▶ Your instructions
Please give the entries again in full and exactly, without any picture.

start

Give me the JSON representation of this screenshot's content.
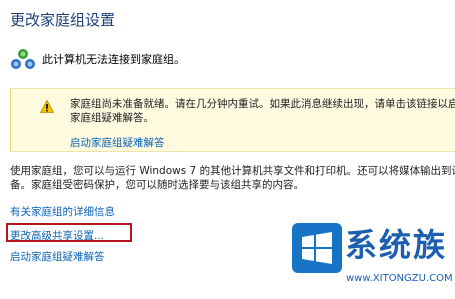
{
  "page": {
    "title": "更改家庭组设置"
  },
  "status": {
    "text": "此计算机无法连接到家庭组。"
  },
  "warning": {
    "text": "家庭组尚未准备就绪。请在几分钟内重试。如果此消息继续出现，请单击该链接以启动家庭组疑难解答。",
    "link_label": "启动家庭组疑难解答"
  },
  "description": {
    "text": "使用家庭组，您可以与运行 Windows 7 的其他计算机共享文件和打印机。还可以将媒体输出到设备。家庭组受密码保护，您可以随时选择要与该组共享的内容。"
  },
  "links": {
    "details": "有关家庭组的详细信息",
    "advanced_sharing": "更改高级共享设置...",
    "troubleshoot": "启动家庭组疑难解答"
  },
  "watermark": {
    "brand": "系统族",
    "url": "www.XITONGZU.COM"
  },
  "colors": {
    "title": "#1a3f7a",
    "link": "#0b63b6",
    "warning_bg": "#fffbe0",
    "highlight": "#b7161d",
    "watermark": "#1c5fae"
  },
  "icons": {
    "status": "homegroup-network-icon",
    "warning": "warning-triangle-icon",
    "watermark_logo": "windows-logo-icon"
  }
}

end

▶ Written answer
Give me the JSON representation of this screenshot's content.
{
  "page": {
    "title": "更改家庭组设置"
  },
  "status": {
    "text": "此计算机无法连接到家庭组。"
  },
  "warning": {
    "text": "家庭组尚未准备就绪。请在几分钟内重试。如果此消息继续出现，请单击该链接以启动家庭组疑难解答。",
    "link_label": "启动家庭组疑难解答"
  },
  "description": {
    "text": "使用家庭组，您可以与运行 Windows 7 的其他计算机共享文件和打印机。还可以将媒体输出到设备。家庭组受密码保护，您可以随时选择要与该组共享的内容。"
  },
  "links": {
    "details": "有关家庭组的详细信息",
    "advanced_sharing": "更改高级共享设置...",
    "troubleshoot": "启动家庭组疑难解答"
  },
  "watermark": {
    "brand": "系统族",
    "url": "www.XITONGZU.COM"
  },
  "colors": {
    "title": "#1a3f7a",
    "link": "#0b63b6",
    "warning_bg": "#fffbe0",
    "highlight": "#b7161d",
    "watermark": "#1c5fae"
  },
  "icons": {
    "status": "homegroup-network-icon",
    "warning": "warning-triangle-icon",
    "watermark_logo": "windows-logo-icon"
  }
}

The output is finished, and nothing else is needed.